Dataset rows about figures

━━━━━━━━━━━━━━━━━━━━

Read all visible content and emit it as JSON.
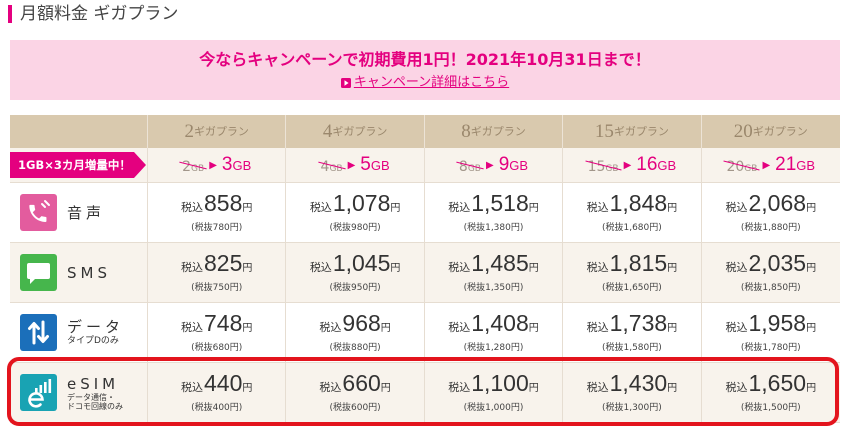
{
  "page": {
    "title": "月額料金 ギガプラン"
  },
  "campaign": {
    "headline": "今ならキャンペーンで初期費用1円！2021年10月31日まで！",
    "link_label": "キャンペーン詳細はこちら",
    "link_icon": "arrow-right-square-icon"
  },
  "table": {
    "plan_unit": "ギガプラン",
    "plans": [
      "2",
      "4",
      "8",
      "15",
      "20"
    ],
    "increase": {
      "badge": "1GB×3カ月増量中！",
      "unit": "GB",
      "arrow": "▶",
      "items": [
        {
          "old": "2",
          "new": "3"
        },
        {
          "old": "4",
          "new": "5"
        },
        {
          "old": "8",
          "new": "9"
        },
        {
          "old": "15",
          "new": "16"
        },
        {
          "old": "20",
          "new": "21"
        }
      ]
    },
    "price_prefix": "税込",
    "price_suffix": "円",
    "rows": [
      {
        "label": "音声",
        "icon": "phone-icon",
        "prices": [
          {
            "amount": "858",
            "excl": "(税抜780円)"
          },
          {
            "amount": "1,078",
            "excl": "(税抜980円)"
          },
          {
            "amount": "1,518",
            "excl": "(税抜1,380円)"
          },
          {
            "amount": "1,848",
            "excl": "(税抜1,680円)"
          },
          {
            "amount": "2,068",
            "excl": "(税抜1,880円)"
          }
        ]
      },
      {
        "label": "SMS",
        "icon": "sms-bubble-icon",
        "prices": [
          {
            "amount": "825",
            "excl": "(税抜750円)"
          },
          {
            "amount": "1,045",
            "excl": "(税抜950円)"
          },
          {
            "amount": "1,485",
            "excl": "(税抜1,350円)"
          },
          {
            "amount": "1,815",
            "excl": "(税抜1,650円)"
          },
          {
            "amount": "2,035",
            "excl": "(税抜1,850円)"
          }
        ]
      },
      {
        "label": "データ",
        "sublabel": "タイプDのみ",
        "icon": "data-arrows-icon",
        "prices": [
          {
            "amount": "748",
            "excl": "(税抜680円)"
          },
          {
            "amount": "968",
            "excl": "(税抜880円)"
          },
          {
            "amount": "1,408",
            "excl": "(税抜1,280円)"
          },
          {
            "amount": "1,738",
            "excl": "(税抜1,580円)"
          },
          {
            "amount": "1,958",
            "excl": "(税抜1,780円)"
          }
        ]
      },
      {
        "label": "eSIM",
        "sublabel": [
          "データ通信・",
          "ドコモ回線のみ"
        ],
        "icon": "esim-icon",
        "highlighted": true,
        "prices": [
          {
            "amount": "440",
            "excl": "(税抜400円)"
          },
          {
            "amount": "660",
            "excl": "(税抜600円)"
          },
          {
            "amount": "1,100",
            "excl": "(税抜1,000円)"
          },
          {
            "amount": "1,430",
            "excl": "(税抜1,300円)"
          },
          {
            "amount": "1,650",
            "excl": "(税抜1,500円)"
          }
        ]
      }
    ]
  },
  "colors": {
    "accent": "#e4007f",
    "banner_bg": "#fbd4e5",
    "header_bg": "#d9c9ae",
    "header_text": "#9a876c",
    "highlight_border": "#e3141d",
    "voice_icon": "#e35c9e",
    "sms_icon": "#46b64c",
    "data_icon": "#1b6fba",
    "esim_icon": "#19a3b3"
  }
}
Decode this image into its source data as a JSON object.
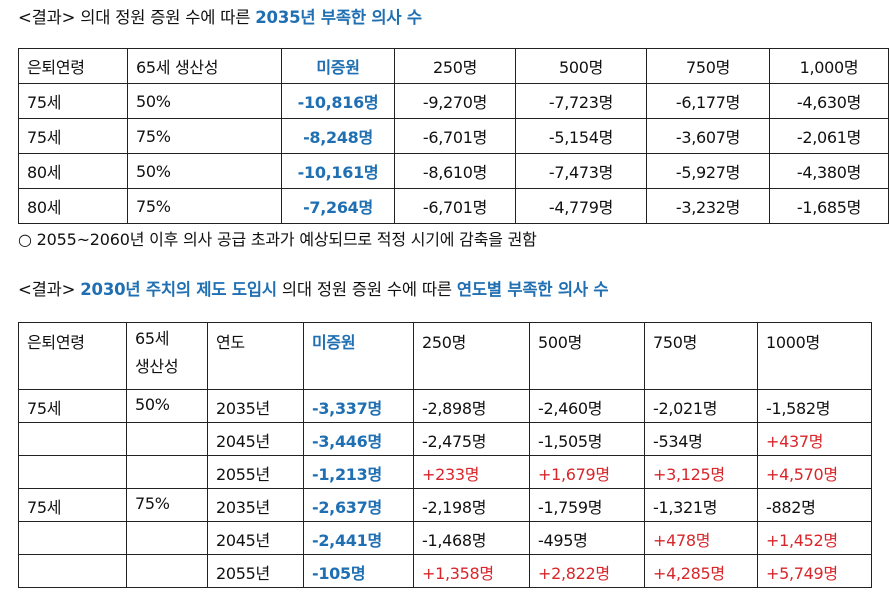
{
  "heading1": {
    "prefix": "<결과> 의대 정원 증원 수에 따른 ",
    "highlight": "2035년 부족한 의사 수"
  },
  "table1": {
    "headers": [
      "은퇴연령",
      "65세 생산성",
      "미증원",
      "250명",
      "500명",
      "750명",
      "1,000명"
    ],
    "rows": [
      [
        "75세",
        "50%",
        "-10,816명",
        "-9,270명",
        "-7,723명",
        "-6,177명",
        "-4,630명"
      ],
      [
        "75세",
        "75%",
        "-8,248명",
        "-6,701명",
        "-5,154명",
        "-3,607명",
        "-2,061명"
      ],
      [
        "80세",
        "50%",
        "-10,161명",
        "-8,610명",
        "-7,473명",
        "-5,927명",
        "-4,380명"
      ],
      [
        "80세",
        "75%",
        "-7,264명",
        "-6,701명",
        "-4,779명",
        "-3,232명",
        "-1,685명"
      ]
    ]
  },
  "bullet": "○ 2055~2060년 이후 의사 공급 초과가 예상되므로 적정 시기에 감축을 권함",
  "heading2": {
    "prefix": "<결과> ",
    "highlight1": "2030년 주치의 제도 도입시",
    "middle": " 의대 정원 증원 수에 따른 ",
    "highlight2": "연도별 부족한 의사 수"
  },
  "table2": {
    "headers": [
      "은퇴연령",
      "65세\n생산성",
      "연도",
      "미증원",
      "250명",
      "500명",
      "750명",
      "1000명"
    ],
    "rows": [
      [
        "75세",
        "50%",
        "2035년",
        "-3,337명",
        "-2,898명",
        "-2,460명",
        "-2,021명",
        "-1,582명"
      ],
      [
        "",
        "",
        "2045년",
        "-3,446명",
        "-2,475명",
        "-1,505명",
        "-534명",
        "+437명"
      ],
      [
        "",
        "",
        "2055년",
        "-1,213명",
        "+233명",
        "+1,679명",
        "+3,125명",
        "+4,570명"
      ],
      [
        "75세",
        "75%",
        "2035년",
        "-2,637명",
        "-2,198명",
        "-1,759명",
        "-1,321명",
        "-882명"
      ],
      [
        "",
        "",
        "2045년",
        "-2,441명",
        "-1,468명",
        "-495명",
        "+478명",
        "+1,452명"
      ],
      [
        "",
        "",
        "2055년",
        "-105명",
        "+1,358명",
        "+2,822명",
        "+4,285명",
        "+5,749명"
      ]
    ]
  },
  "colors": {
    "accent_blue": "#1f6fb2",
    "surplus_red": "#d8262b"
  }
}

━━━━━━━━━━━━━━━━━━━━

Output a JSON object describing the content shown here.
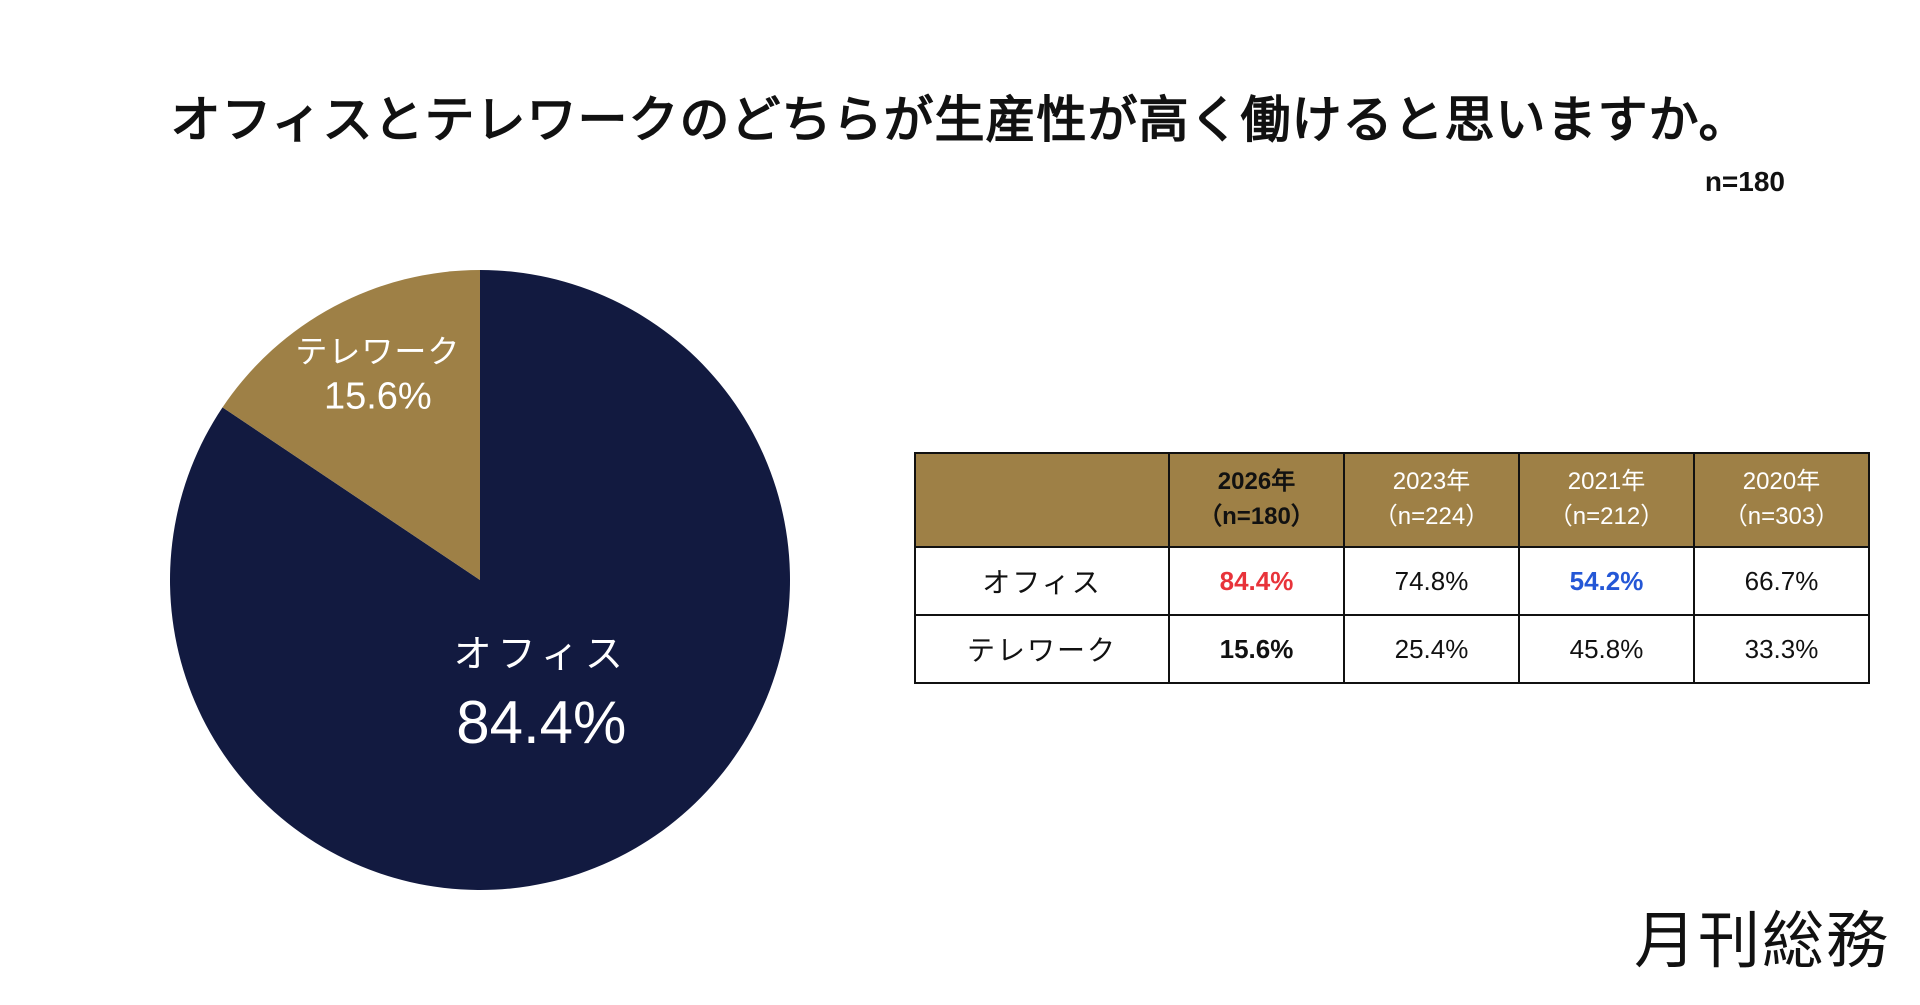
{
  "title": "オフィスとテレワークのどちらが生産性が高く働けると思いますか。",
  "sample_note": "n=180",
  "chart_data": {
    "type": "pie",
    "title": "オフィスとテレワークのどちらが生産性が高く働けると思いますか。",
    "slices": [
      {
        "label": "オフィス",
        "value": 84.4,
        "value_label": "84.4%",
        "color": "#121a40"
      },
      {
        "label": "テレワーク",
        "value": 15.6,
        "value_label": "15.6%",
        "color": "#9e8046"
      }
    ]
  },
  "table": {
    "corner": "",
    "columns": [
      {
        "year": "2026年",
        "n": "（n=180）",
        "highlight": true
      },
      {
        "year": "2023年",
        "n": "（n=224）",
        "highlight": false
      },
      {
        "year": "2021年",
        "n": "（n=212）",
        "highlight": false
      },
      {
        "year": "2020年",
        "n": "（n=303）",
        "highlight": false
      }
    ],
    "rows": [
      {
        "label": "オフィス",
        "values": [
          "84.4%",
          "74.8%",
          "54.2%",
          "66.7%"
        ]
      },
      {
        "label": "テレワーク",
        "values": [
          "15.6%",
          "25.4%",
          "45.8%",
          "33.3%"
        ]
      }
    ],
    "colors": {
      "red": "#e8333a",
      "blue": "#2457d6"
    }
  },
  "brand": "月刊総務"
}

━━━━━━━━━━━━━━━━━━━━

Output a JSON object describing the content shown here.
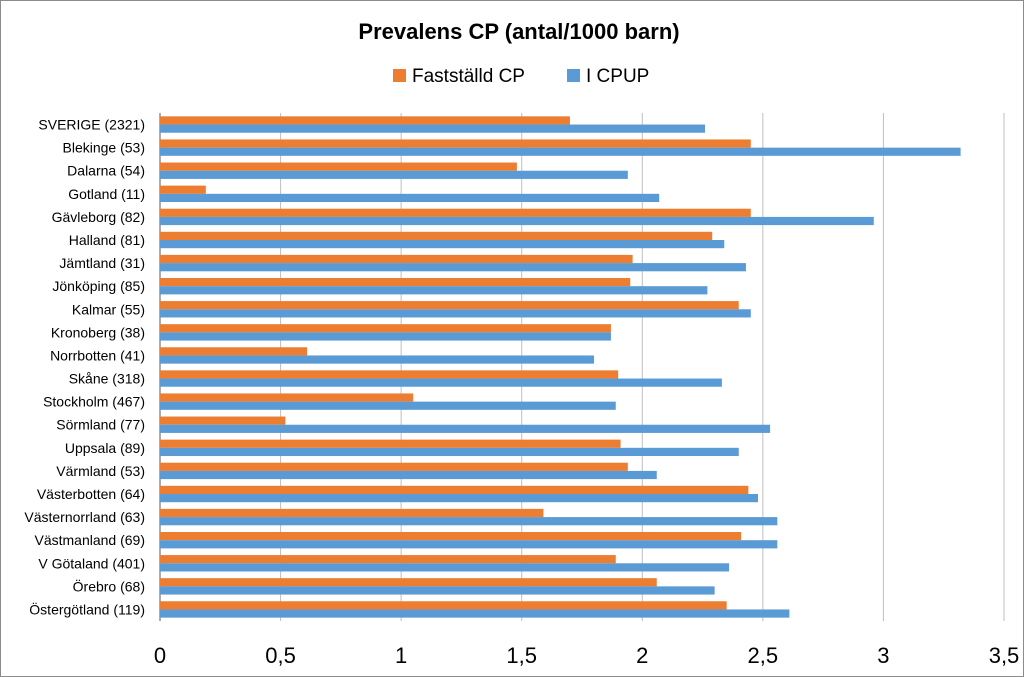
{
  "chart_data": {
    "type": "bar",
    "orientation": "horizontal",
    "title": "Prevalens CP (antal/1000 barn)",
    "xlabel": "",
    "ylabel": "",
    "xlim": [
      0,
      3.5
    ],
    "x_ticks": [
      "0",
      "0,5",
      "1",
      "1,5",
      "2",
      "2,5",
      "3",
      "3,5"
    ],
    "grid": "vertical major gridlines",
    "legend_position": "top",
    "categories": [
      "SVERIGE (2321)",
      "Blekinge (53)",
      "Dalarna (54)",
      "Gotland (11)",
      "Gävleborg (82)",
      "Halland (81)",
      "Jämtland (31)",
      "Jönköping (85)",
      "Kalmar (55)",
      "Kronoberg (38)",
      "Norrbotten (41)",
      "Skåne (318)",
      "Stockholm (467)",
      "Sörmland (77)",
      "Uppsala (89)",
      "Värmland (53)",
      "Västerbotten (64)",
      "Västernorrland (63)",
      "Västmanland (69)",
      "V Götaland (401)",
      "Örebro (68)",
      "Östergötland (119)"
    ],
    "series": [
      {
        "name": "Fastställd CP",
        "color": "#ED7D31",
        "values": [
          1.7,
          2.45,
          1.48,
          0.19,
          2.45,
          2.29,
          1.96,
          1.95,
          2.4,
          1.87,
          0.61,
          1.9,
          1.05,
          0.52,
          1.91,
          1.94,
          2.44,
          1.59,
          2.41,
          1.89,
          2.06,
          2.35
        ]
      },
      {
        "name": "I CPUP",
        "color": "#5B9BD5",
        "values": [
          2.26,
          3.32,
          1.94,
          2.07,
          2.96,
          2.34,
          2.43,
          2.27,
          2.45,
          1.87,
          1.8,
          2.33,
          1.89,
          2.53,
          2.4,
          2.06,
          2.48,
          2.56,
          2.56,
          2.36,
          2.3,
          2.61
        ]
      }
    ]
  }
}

━━━━━━━━━━━━━━━━━━━━

# Your task
Of all the lines above, how many contain "JSON"? Give the number and nothing more.

# Solved problem
4